── RECORD LIST

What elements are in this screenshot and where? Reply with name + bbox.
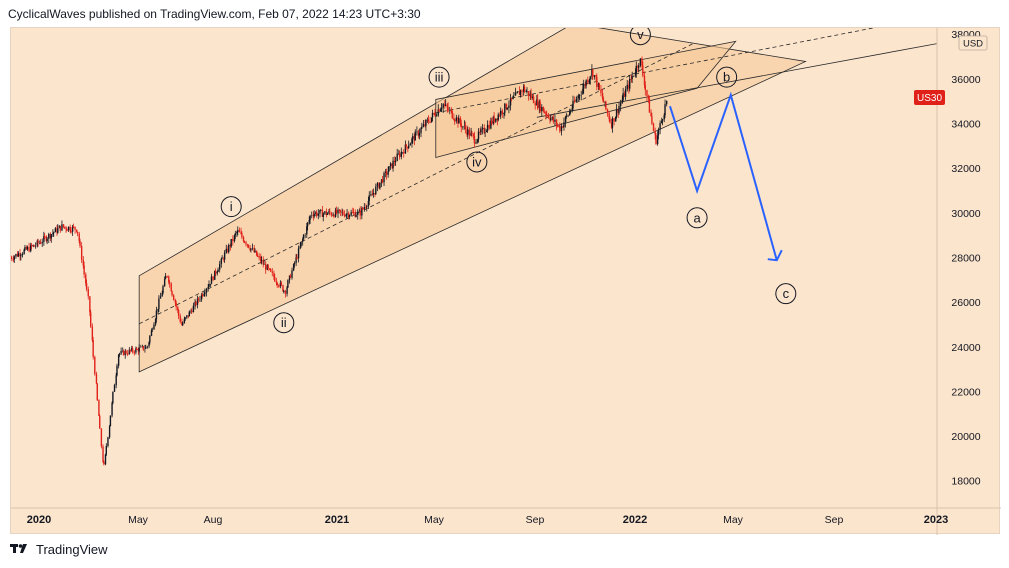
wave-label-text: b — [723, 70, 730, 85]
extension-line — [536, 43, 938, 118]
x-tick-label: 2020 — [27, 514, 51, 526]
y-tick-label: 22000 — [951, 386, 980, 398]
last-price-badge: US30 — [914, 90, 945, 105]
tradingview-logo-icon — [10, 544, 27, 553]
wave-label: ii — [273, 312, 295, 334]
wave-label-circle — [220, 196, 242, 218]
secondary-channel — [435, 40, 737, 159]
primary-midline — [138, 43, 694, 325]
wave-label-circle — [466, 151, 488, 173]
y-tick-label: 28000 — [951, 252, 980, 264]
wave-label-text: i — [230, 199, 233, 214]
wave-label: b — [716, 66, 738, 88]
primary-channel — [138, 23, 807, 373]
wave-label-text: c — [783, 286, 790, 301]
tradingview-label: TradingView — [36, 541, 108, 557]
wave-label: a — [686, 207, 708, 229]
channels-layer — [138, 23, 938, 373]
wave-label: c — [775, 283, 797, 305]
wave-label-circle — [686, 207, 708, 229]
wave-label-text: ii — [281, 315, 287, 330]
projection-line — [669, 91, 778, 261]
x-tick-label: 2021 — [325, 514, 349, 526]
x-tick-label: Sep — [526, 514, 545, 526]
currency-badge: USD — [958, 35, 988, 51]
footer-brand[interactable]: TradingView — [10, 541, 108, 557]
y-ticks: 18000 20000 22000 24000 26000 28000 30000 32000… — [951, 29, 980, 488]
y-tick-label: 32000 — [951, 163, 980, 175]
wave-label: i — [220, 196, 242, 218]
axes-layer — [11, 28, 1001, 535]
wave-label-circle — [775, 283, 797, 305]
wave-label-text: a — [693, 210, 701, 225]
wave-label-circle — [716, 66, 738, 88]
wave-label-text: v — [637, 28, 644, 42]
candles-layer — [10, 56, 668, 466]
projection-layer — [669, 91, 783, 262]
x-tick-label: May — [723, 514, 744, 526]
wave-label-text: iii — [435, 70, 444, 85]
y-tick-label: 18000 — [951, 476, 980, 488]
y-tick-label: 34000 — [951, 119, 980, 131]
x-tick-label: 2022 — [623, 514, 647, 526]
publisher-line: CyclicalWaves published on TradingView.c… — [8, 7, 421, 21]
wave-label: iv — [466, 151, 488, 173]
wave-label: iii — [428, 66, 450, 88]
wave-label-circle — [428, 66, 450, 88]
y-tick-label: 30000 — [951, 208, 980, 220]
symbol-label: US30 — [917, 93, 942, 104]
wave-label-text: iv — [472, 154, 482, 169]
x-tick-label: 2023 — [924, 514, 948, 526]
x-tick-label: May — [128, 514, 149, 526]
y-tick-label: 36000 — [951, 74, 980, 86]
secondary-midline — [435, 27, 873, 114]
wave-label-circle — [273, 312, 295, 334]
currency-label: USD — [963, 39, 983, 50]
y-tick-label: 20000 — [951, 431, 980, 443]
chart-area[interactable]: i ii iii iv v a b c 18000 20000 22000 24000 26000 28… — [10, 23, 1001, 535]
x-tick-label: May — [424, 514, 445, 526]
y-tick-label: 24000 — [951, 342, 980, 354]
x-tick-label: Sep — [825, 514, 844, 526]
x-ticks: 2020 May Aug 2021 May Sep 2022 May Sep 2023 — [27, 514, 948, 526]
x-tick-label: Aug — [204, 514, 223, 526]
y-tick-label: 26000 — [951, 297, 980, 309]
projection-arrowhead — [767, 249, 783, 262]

────
── RECORD LIST

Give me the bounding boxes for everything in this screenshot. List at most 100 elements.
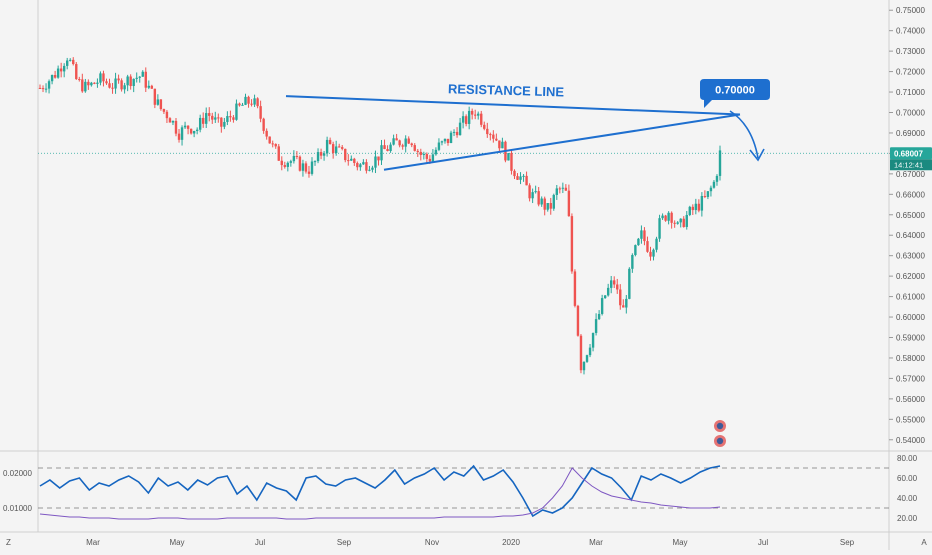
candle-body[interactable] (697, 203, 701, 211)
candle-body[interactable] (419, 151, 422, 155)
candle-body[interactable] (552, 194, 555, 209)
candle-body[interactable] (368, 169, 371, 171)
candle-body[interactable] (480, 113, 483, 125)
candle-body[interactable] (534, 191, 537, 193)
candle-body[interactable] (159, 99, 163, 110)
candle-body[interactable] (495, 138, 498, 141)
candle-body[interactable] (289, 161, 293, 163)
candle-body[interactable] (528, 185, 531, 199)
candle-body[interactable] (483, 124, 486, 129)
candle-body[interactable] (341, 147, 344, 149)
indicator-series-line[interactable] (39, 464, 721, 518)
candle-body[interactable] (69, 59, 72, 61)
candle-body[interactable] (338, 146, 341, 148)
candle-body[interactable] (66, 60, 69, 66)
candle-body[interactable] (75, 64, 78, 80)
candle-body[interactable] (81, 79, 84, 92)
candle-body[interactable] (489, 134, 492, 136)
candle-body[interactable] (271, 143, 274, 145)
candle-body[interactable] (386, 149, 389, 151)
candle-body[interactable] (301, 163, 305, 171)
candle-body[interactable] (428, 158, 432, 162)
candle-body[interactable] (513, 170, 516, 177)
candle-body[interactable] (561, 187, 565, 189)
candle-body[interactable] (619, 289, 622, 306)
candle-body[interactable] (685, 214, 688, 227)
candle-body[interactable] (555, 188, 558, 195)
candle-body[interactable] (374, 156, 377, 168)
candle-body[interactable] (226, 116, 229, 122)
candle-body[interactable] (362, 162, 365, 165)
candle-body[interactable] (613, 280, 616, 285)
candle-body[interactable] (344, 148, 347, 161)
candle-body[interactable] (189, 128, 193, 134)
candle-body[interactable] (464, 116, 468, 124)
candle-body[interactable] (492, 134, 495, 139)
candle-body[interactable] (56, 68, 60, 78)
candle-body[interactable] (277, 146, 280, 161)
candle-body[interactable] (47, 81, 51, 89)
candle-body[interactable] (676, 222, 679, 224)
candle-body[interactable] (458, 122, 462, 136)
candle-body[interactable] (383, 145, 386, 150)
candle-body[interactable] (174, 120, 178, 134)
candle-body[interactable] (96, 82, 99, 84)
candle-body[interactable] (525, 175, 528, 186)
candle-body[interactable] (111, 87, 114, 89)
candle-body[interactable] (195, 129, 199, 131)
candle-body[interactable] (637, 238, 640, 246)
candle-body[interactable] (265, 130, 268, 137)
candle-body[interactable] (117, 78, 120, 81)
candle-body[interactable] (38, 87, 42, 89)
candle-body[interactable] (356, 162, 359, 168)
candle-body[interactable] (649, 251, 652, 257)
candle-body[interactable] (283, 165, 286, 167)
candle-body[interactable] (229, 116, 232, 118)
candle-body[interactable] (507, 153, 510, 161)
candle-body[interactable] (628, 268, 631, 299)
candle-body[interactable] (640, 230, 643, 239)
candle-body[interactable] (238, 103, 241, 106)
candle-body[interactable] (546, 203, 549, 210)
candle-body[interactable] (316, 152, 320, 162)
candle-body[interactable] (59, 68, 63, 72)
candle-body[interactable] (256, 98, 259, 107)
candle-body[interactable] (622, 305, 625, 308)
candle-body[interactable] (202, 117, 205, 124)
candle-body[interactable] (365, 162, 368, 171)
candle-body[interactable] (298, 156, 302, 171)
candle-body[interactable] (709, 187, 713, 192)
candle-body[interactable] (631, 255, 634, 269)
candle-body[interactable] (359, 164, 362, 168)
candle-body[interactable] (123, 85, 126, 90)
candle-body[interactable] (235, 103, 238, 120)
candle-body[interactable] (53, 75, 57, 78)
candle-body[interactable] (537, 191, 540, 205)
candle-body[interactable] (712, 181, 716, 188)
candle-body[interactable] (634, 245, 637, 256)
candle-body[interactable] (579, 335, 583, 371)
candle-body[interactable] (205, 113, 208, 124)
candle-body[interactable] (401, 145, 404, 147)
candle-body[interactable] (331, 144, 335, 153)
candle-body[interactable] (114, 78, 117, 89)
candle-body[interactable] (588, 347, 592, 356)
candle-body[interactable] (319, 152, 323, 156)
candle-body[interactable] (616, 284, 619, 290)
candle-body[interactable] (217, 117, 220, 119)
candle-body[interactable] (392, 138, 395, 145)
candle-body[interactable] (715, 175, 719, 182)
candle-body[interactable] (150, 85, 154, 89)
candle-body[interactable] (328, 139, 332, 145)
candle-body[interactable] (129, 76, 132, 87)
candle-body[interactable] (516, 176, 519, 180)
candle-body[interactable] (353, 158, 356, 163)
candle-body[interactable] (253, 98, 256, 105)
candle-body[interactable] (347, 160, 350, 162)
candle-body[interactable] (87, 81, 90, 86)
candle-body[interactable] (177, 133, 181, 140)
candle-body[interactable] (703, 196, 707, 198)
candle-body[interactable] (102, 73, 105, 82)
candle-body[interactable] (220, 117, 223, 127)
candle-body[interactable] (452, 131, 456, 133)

────

• GIVEN EXERCISE
Filter the data above, copying every line that contains the string "midline".

• ANSWER FOR THIS EXERCISE
primary-midline — [138, 43, 694, 325]
secondary-midline — [435, 27, 873, 114]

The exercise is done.